Data excerpts -
===============

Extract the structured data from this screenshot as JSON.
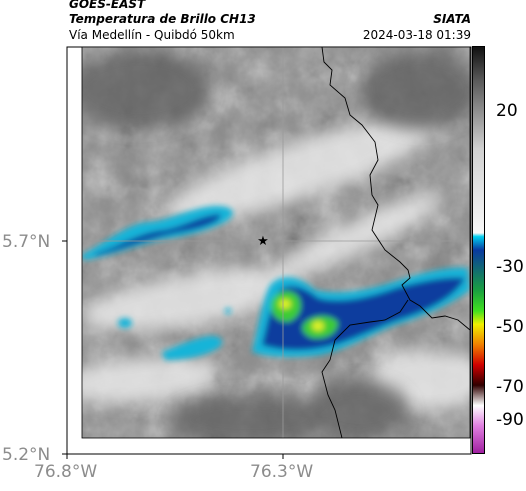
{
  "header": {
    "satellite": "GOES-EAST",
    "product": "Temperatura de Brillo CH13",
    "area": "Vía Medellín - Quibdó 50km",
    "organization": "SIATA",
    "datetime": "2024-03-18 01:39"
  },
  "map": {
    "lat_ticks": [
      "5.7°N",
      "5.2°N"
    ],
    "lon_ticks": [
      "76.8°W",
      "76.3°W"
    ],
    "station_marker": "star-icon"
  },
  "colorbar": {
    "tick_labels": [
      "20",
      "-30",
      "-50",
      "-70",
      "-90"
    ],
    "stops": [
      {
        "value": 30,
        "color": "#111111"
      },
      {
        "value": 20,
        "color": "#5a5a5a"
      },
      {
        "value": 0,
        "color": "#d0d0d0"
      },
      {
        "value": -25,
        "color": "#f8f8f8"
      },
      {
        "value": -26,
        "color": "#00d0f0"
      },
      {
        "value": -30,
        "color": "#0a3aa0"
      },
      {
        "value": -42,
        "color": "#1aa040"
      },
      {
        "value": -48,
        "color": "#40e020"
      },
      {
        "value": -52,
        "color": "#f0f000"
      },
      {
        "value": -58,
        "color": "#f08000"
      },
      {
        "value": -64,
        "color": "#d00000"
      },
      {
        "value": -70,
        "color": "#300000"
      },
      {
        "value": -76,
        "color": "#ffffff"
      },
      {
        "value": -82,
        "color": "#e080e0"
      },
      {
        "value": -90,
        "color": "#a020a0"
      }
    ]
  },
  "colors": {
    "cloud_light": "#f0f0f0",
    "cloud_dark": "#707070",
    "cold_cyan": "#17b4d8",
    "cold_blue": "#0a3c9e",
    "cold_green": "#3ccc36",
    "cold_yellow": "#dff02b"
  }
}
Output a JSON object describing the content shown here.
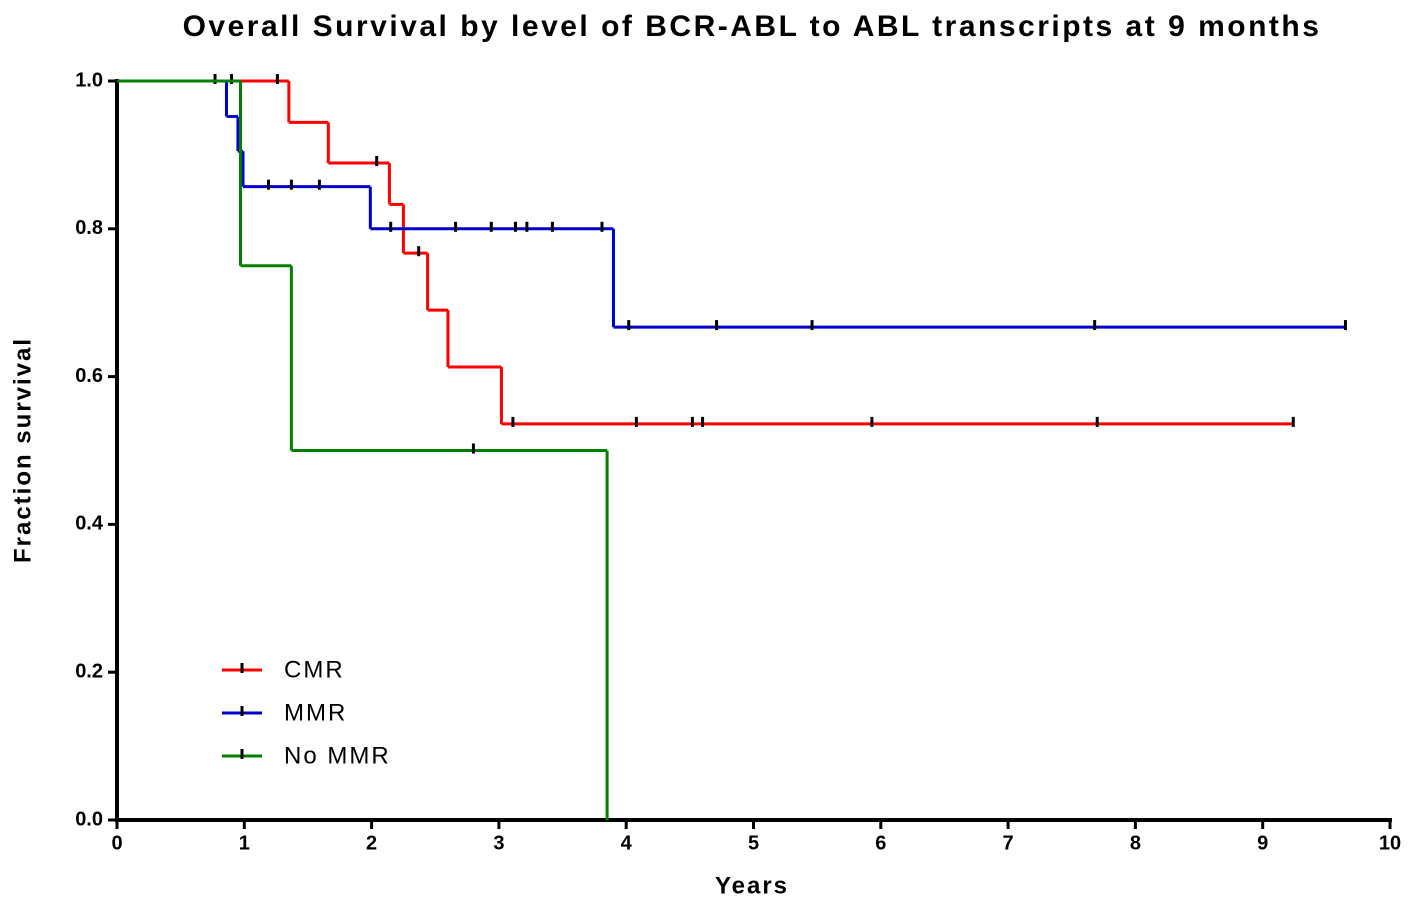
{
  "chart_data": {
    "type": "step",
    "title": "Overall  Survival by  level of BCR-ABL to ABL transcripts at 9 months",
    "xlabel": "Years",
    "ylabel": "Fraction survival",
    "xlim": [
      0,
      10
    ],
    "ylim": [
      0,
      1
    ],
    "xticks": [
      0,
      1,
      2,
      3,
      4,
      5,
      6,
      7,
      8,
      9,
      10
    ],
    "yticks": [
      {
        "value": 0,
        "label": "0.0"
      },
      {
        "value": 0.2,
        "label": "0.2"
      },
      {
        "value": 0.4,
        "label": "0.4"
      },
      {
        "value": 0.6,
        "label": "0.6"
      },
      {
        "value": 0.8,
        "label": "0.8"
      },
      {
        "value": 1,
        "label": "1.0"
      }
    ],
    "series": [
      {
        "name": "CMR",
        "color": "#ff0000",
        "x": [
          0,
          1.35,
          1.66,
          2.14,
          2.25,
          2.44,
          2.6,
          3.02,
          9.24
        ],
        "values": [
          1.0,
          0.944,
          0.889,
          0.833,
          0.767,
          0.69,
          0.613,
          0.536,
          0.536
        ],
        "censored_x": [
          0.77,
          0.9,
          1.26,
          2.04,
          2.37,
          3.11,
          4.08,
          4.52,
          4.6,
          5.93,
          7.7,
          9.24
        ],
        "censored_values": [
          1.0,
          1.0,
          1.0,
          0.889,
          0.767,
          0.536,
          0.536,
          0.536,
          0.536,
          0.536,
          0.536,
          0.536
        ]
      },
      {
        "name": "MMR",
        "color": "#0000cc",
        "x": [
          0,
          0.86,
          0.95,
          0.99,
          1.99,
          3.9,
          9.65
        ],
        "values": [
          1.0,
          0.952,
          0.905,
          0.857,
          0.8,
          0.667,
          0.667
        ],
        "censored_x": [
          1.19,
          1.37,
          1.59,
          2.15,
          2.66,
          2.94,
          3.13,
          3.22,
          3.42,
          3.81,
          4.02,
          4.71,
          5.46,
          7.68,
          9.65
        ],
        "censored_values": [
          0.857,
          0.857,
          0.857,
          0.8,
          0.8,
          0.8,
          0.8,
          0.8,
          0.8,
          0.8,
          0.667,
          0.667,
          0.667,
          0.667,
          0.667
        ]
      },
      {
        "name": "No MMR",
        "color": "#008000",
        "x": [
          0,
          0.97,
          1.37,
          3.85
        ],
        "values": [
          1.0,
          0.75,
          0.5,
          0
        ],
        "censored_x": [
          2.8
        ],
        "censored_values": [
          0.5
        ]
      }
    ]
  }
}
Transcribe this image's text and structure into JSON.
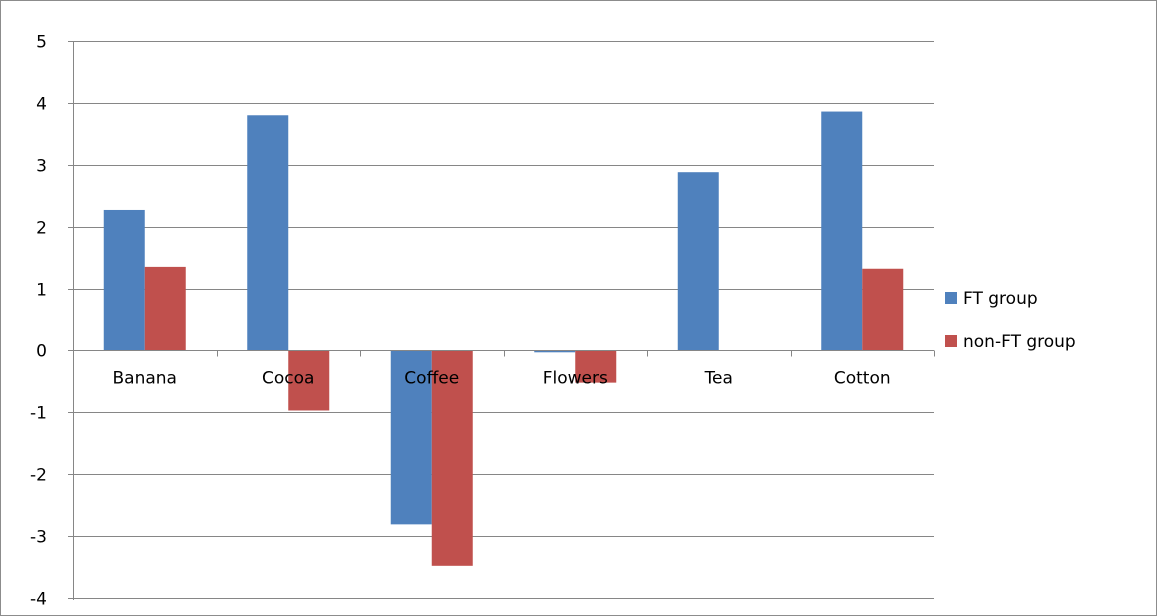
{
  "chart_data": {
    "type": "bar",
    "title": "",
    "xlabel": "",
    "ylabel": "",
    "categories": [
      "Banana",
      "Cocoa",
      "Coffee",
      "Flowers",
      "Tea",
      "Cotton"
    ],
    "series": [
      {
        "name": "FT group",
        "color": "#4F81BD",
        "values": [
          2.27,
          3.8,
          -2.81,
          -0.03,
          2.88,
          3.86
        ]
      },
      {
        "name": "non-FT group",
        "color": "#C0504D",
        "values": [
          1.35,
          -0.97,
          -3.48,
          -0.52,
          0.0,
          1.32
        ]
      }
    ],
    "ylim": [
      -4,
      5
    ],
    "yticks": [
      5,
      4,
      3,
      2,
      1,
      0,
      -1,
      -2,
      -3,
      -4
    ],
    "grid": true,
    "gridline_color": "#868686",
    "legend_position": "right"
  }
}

===============

To be done - Scan the listing above and identify each line holding the string "title"; copy every such line.

Written response -
    "title": "Overall  Survival by  level of BCR-ABL to ABL transcripts at 9 months",
    "title": "",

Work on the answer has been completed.